▶ **Written task**
Read the lines below. Copy out any that hold the string "kính".
## BEGIN Material for this task
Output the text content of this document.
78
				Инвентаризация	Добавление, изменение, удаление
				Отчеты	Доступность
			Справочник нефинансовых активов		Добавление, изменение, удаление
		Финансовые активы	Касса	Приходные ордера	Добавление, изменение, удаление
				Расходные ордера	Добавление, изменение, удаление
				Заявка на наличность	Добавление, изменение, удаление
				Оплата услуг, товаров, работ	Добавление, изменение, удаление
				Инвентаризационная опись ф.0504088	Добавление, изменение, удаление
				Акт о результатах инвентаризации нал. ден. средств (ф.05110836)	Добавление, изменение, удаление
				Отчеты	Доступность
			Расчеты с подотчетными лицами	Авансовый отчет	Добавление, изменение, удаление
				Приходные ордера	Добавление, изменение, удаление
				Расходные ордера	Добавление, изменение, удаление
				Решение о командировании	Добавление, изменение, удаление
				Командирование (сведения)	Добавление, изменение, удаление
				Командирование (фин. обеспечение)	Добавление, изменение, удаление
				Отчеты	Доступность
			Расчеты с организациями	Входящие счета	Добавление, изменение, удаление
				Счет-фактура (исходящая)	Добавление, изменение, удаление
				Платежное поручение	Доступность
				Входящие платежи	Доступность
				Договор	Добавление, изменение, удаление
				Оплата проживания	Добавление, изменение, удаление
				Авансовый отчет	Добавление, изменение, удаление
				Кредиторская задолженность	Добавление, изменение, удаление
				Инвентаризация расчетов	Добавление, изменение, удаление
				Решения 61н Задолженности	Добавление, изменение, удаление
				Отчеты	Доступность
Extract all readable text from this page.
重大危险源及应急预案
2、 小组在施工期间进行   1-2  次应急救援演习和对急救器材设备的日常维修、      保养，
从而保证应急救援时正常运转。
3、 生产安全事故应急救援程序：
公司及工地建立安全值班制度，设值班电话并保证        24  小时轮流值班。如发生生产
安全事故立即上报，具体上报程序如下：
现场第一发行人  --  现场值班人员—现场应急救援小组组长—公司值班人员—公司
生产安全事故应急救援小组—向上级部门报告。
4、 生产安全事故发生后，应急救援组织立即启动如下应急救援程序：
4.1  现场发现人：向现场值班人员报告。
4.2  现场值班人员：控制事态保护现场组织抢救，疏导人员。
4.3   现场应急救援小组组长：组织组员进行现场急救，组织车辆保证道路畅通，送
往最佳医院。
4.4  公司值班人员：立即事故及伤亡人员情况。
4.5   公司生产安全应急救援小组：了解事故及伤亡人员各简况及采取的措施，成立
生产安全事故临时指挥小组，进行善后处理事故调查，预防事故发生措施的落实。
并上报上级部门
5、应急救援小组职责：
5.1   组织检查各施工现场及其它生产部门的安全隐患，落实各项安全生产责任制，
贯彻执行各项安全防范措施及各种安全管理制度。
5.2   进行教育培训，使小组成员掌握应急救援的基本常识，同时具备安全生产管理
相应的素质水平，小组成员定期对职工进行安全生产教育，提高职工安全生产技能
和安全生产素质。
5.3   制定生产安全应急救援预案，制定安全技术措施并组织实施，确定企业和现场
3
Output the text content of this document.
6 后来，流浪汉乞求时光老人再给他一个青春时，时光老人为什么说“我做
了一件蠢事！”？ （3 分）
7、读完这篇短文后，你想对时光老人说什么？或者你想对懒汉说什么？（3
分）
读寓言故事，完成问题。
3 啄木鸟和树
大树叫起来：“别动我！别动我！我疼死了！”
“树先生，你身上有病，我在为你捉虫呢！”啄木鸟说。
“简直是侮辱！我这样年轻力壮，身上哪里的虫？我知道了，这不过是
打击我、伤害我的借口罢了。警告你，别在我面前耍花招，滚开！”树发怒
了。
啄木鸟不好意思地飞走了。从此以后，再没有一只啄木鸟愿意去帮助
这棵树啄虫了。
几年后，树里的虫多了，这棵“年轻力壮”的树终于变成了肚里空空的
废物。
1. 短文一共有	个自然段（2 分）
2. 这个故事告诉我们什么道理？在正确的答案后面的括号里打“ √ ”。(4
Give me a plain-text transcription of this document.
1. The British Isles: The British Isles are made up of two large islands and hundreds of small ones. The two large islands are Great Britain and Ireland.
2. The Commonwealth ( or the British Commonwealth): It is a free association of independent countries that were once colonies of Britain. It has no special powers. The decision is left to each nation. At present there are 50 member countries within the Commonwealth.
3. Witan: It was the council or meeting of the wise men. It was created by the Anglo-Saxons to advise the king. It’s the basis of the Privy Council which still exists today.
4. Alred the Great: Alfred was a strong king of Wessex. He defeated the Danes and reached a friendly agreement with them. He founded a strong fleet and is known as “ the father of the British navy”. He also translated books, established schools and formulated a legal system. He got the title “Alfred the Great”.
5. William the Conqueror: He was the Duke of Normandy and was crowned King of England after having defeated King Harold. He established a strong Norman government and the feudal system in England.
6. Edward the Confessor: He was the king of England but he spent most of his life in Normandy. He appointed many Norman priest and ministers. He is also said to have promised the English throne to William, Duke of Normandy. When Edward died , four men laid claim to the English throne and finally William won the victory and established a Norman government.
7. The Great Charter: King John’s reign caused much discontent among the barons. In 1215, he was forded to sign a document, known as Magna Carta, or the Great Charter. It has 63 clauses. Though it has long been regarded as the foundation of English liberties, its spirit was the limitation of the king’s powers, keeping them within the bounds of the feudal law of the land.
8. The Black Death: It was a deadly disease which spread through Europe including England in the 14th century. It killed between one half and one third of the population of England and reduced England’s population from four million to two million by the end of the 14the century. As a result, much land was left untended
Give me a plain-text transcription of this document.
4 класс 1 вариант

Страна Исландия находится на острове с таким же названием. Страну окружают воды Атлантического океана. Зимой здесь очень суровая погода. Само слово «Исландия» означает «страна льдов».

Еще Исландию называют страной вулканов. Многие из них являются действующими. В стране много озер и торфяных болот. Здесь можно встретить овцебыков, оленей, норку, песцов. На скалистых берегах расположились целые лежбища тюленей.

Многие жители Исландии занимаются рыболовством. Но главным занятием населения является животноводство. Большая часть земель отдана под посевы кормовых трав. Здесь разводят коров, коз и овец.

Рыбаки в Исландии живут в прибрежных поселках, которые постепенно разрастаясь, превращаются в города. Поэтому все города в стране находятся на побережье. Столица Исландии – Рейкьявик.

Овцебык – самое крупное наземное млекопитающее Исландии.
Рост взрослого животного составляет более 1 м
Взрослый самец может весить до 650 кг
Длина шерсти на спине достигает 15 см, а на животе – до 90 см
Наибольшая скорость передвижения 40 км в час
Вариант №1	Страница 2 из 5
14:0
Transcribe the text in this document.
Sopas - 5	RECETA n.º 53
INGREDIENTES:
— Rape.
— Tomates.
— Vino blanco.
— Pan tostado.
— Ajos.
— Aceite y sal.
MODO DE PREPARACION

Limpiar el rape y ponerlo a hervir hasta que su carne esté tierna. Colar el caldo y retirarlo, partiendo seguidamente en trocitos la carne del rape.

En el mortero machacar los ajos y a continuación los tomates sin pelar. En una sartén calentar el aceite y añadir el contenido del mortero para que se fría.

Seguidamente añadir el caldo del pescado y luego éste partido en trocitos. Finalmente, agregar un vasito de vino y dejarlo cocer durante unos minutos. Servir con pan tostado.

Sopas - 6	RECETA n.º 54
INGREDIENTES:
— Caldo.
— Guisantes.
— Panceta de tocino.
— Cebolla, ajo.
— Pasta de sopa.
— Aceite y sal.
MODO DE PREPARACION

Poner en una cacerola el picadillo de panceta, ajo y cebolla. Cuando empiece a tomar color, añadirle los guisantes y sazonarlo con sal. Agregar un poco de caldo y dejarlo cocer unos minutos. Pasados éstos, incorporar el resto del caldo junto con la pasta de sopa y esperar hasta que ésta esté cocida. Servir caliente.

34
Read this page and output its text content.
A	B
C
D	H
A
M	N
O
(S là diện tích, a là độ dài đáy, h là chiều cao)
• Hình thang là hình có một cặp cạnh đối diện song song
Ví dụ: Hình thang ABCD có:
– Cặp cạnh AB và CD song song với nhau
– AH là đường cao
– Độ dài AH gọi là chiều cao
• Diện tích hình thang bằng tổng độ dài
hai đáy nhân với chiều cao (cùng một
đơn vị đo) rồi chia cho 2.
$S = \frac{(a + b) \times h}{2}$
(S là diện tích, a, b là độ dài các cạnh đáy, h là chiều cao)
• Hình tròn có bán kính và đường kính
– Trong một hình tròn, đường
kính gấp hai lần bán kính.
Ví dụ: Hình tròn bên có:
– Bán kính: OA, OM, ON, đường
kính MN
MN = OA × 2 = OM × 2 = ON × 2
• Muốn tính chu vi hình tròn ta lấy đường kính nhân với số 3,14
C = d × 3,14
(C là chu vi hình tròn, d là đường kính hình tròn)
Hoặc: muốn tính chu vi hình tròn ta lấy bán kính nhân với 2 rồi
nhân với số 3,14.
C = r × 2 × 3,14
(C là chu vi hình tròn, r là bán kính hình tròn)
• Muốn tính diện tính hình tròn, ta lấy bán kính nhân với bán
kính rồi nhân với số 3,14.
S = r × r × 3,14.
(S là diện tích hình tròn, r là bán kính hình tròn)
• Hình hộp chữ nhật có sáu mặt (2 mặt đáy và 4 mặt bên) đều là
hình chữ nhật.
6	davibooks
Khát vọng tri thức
## END Material for this task
▶ **Worked answer**
• Hình tròn có bán kính và đường kính
kính gấp hai lần bán kính.
– Bán kính: OA, OM, ON, đường
kính MN
• Muốn tính chu vi hình tròn ta lấy đường kính nhân với số 3,14
(C là chu vi hình tròn, d là đường kính hình tròn)
Hoặc: muốn tính chu vi hình tròn ta lấy bán kính nhân với 2 rồi
(C là chu vi hình tròn, r là bán kính hình tròn)
• Muốn tính diện tính hình tròn, ta lấy bán kính nhân với bán
kính rồi nhân với số 3,14.
(S là diện tích hình tròn, r là bán kính hình tròn)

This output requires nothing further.